Records from a data collection
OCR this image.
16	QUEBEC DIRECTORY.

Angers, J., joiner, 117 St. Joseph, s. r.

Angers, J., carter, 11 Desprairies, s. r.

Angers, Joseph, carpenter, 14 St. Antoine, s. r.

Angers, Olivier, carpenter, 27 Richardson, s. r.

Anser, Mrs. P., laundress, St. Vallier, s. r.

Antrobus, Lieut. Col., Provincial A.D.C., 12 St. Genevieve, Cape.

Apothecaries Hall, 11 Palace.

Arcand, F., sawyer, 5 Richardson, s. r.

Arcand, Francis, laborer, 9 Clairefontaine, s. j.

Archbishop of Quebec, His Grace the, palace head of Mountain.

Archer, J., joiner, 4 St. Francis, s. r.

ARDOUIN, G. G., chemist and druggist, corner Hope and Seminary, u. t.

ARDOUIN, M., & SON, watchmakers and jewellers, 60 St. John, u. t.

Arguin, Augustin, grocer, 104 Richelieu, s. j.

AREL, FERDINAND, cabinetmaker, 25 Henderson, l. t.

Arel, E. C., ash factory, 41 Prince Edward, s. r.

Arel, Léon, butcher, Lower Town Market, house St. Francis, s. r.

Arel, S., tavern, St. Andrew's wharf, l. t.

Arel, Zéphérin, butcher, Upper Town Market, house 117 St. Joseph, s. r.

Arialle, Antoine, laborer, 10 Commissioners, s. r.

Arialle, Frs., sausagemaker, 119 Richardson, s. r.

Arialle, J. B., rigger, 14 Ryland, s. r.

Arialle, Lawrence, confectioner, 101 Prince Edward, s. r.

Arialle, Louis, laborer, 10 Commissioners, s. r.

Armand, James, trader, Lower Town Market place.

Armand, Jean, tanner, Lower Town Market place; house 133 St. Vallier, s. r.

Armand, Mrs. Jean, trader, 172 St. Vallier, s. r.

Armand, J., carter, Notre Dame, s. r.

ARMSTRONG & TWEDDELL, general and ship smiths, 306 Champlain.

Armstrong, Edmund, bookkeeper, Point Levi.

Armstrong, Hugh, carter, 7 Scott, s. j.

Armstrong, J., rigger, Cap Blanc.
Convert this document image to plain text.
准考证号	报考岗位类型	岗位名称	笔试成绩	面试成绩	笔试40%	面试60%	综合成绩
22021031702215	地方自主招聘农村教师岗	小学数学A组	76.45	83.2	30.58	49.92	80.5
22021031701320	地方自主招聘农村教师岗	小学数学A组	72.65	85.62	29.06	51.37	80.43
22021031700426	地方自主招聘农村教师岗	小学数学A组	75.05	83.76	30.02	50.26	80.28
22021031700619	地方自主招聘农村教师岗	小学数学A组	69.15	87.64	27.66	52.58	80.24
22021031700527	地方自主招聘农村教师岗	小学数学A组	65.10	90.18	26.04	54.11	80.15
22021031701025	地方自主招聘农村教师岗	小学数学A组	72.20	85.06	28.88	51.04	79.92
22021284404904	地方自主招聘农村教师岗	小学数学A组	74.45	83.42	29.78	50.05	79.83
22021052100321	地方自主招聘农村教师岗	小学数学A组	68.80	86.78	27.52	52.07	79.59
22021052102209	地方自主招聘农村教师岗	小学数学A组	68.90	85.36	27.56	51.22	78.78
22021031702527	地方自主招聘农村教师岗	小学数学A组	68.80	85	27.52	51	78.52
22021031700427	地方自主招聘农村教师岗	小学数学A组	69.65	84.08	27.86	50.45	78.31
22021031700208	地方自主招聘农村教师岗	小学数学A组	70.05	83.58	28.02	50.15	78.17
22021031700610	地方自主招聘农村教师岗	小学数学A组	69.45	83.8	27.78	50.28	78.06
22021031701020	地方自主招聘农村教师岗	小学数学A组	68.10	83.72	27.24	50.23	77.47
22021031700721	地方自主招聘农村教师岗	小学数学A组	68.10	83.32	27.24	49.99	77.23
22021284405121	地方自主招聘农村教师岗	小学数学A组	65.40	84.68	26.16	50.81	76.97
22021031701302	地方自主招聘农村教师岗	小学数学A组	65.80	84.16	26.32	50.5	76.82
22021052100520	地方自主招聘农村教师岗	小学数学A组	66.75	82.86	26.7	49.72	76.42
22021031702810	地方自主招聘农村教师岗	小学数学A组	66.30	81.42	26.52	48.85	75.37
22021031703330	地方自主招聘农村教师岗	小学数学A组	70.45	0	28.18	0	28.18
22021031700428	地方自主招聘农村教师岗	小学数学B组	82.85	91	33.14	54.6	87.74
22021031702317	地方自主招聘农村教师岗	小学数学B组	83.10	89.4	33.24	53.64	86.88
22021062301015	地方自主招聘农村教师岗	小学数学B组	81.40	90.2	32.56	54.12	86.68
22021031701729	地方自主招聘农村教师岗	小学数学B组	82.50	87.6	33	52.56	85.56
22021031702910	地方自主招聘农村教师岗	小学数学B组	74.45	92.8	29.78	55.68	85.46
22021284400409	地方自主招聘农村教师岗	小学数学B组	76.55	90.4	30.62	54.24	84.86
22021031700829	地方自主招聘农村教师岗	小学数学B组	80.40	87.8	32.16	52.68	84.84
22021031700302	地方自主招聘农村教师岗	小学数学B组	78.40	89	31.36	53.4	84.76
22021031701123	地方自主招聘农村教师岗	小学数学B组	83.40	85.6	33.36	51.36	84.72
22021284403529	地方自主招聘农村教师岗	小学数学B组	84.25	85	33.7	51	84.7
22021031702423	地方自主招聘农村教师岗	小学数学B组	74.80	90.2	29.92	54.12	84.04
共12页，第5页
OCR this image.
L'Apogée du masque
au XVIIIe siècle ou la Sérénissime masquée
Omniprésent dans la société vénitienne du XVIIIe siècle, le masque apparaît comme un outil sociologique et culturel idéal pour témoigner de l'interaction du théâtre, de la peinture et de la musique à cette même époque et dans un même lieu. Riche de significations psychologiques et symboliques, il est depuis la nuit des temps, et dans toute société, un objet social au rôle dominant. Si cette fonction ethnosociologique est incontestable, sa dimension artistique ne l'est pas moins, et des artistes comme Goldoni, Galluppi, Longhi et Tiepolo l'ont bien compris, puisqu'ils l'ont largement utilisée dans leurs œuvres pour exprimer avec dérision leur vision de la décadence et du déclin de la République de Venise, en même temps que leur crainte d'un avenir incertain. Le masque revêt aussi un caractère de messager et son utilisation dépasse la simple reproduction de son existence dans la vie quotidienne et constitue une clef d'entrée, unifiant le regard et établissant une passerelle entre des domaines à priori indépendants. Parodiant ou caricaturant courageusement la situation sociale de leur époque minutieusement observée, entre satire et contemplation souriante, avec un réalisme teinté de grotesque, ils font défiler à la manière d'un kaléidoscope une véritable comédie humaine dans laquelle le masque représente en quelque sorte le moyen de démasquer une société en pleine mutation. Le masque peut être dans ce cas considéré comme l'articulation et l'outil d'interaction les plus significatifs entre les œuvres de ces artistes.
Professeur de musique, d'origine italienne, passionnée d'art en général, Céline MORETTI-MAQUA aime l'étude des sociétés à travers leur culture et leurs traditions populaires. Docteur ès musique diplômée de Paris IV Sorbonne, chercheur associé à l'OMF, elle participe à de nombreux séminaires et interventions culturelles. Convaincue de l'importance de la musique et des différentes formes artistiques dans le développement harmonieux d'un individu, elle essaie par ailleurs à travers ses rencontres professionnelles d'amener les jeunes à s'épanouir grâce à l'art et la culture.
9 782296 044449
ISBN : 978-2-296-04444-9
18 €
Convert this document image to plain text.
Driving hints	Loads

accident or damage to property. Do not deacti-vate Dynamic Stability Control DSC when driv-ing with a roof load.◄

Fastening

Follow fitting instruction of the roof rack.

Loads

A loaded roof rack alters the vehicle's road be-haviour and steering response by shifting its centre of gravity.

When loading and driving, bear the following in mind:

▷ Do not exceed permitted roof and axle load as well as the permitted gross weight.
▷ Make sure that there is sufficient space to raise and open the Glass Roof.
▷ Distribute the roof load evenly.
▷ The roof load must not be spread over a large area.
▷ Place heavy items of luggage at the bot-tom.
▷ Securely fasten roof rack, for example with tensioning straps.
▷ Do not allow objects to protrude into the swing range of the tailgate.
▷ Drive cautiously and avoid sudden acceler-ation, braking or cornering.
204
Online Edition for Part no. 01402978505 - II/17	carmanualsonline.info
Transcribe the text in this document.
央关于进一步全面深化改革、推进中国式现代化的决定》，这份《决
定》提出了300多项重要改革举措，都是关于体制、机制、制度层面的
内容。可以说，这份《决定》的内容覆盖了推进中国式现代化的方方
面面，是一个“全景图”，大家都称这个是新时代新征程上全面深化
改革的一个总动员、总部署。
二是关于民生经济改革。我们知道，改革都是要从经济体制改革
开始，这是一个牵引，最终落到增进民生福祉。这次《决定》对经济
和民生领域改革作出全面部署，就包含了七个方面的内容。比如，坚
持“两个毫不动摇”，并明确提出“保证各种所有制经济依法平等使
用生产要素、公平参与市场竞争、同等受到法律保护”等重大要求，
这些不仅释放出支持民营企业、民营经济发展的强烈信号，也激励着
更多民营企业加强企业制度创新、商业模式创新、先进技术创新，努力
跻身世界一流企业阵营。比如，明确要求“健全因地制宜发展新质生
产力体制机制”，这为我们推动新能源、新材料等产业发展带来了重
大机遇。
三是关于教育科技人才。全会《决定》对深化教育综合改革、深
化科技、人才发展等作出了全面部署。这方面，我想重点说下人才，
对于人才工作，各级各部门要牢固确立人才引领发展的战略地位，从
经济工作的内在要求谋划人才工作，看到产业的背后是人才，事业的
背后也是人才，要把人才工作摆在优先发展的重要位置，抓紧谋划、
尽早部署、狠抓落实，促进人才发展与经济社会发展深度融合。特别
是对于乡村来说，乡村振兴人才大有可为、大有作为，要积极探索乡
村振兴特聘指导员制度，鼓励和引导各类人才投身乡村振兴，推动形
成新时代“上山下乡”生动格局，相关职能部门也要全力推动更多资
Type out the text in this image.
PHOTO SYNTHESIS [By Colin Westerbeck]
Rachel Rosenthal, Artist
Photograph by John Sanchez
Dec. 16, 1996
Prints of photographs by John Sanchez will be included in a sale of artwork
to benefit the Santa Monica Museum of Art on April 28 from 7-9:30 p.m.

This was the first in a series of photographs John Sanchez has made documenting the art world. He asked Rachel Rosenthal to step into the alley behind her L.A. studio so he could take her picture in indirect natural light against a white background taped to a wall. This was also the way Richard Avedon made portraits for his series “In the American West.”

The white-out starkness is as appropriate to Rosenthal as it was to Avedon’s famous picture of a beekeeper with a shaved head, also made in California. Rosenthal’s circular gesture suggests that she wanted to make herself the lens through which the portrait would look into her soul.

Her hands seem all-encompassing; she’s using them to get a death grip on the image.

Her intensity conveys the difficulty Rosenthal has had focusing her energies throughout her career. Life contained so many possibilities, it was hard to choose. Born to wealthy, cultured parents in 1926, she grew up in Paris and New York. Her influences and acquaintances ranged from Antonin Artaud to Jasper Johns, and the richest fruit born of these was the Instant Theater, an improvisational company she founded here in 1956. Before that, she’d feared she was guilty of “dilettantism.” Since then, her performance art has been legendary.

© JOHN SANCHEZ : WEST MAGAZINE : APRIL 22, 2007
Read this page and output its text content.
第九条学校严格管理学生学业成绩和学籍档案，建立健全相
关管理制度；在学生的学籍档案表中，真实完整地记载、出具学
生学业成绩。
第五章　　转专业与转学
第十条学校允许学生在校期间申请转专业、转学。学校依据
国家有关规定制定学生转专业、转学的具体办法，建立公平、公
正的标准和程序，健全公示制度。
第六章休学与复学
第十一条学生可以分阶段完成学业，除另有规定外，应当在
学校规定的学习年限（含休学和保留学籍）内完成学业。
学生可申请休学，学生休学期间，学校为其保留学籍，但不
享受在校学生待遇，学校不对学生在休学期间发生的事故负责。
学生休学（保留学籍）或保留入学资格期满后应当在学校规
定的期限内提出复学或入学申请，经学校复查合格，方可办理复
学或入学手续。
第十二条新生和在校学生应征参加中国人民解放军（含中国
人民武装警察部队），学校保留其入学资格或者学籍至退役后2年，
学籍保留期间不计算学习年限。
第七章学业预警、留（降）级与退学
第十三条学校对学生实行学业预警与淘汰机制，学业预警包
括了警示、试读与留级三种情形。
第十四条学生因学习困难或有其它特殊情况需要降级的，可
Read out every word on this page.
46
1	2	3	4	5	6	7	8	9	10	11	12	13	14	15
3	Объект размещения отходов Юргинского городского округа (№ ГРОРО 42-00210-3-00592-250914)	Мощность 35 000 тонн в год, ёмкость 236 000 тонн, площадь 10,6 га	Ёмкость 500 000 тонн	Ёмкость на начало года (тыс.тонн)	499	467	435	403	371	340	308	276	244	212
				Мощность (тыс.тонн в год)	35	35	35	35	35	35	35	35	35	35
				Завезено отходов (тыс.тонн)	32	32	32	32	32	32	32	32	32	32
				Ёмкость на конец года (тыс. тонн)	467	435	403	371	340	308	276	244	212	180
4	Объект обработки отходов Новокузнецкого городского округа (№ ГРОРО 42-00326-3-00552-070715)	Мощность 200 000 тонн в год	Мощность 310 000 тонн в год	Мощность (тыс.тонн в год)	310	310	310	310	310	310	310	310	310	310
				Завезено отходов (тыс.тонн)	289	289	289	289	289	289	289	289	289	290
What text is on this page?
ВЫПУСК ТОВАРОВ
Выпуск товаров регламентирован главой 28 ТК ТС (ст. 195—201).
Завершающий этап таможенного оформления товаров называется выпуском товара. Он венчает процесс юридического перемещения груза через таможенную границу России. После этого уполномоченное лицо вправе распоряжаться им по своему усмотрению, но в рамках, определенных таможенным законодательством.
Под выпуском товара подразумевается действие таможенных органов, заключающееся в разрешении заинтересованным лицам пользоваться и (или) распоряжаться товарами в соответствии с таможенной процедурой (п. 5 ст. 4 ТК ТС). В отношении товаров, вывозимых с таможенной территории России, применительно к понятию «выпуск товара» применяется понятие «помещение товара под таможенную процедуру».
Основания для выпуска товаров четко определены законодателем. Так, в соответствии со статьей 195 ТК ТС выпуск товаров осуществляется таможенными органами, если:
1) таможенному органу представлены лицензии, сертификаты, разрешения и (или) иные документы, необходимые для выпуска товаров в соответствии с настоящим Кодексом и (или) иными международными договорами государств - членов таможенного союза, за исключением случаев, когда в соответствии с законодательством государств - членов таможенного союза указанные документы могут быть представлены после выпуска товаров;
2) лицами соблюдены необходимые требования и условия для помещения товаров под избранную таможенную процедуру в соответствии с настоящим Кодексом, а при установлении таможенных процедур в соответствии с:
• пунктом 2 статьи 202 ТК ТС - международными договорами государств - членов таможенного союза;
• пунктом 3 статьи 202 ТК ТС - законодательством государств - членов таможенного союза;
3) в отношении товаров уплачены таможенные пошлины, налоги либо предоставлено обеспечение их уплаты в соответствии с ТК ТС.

*YOUR GOAL:* Lines that include the word "into" are to be extracted from the data above.

*TASK SOLUTION:*
▷ Do not allow objects to protrude into the swing range of the tailgate.
This was the first in a series of photographs John Sanchez has made documenting the art world. He asked Rachel Rosenthal to step into the alley behind her L.A. studio so he could take her picture in indirect natural light against a white background taped to a wall. This was also the way Richard Avedon made portraits for his series “In the American West.”
The white-out starkness is as appropriate to Rosenthal as it was to Avedon’s famous picture of a beekeeper with a shaved head, also made in California. Rosenthal’s circular gesture suggests that she wanted to make herself the lens through which the portrait would look into her soul.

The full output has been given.